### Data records
----------------------------------------

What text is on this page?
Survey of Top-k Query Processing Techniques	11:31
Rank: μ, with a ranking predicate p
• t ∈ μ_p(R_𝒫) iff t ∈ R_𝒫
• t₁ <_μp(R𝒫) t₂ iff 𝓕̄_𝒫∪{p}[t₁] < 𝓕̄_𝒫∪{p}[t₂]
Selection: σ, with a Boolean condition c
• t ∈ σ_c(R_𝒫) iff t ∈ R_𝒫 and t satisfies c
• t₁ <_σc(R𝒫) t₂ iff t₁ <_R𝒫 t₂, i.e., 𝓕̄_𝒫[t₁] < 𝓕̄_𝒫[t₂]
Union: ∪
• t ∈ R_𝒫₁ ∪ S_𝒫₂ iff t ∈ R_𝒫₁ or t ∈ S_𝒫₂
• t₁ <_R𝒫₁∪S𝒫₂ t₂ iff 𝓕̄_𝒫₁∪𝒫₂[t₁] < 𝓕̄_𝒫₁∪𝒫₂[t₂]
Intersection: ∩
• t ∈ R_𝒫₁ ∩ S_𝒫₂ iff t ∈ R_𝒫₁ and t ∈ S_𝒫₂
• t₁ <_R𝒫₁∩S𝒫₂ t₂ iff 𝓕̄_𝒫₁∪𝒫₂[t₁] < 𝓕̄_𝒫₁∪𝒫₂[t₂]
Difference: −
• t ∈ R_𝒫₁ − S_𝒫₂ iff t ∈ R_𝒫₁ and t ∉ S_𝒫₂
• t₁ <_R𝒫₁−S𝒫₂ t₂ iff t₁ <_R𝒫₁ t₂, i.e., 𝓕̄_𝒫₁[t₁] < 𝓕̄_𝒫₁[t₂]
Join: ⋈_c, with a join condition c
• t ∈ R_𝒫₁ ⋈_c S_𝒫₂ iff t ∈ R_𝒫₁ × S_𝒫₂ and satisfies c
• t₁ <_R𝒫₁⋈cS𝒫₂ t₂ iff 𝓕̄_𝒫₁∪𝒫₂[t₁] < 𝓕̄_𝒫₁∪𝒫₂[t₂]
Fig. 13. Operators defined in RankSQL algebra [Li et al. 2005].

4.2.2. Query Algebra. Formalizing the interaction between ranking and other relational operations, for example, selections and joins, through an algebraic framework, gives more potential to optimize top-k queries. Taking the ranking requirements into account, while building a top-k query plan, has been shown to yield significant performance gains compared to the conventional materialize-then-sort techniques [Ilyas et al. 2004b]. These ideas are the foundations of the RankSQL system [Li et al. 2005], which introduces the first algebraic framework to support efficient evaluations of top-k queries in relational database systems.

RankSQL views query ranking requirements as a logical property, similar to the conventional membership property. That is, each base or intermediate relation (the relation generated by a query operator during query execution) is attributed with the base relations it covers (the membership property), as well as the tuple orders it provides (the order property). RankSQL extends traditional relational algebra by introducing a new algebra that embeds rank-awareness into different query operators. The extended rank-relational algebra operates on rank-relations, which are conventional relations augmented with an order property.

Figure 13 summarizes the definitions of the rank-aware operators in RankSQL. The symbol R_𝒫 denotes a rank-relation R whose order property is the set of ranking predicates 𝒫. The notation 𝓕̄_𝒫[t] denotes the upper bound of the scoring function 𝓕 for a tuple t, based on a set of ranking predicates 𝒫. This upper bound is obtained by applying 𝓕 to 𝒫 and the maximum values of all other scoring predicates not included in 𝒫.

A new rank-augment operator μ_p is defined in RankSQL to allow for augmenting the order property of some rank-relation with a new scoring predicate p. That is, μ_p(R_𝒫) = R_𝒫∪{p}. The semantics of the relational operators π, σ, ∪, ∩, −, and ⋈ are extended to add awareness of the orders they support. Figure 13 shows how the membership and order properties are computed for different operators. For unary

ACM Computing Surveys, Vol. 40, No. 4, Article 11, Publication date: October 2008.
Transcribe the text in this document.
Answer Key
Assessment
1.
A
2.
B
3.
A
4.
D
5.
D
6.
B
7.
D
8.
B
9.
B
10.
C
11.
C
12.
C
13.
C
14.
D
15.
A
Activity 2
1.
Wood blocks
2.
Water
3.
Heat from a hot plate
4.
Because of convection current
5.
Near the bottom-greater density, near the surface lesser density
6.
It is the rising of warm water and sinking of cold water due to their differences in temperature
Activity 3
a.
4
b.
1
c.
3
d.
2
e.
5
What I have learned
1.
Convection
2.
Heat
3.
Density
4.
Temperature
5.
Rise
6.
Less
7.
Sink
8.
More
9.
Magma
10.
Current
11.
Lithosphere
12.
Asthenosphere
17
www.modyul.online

----------------------------------------

### CHALLENGE
Pull every line containing the word "satisfies" out of the material.

### TASK RESPONSE
• t ∈ σ_c(R_𝒫) iff t ∈ R_𝒫 and t satisfies c
• t ∈ R_𝒫₁ ⋈_c S_𝒫₂ iff t ∈ R_𝒫₁ × S_𝒫₂ and satisfies c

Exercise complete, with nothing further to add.